>> START Source material

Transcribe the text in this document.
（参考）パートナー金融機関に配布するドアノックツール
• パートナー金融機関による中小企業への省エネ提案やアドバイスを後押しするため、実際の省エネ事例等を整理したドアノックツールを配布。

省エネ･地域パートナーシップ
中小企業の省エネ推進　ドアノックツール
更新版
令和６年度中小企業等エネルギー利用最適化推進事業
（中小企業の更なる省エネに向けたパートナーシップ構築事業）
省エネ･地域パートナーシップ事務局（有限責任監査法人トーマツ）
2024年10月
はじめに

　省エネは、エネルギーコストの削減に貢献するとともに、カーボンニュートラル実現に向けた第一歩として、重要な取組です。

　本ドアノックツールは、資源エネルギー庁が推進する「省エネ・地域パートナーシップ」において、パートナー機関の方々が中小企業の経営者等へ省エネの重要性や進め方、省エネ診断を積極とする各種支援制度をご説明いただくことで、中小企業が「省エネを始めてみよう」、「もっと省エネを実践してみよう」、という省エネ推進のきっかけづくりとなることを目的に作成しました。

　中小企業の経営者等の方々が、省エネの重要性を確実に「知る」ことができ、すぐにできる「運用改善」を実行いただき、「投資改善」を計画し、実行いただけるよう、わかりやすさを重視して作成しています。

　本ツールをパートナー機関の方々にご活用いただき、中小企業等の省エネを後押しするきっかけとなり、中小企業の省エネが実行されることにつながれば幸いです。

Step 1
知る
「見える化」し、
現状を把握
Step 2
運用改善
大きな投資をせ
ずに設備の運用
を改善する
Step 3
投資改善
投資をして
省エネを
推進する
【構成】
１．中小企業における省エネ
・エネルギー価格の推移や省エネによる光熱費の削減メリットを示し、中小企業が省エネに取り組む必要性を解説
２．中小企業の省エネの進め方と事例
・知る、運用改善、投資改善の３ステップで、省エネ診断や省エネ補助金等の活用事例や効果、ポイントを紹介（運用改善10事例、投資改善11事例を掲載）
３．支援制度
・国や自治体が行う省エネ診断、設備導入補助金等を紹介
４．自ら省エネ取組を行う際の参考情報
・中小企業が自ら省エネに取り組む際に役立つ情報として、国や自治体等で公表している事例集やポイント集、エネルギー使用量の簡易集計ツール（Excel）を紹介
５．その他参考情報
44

>> END Source material

Your task is to repeat the data exactly; please include every line.

Transcribe the text in this document.
（参考）パートナー金融機関に配布するドアノックツール
• パートナー金融機関による中小企業への省エネ提案やアドバイスを後押しするため、実際の省エネ事例等を整理したドアノックツールを配布。

省エネ･地域パートナーシップ
中小企業の省エネ推進　ドアノックツール
更新版
令和６年度中小企業等エネルギー利用最適化推進事業
（中小企業の更なる省エネに向けたパートナーシップ構築事業）
省エネ･地域パートナーシップ事務局（有限責任監査法人トーマツ）
2024年10月
はじめに

　省エネは、エネルギーコストの削減に貢献するとともに、カーボンニュートラル実現に向けた第一歩として、重要な取組です。

　本ドアノックツールは、資源エネルギー庁が推進する「省エネ・地域パートナーシップ」において、パートナー機関の方々が中小企業の経営者等へ省エネの重要性や進め方、省エネ診断を積極とする各種支援制度をご説明いただくことで、中小企業が「省エネを始めてみよう」、「もっと省エネを実践してみよう」、という省エネ推進のきっかけづくりとなることを目的に作成しました。

　中小企業の経営者等の方々が、省エネの重要性を確実に「知る」ことができ、すぐにできる「運用改善」を実行いただき、「投資改善」を計画し、実行いただけるよう、わかりやすさを重視して作成しています。

　本ツールをパートナー機関の方々にご活用いただき、中小企業等の省エネを後押しするきっかけとなり、中小企業の省エネが実行されることにつながれば幸いです。

Step 1
知る
「見える化」し、
現状を把握
Step 2
運用改善
大きな投資をせ
ずに設備の運用
を改善する
Step 3
投資改善
投資をして
省エネを
推進する
【構成】
１．中小企業における省エネ
・エネルギー価格の推移や省エネによる光熱費の削減メリットを示し、中小企業が省エネに取り組む必要性を解説
２．中小企業の省エネの進め方と事例
・知る、運用改善、投資改善の３ステップで、省エネ診断や省エネ補助金等の活用事例や効果、ポイントを紹介（運用改善10事例、投資改善11事例を掲載）
３．支援制度
・国や自治体が行う省エネ診断、設備導入補助金等を紹介
４．自ら省エネ取組を行う際の参考情報
・中小企業が自ら省エネに取り組む際に役立つ情報として、国や自治体等で公表している事例集やポイント集、エネルギー使用量の簡易集計ツール（Excel）を紹介
５．その他参考情報
44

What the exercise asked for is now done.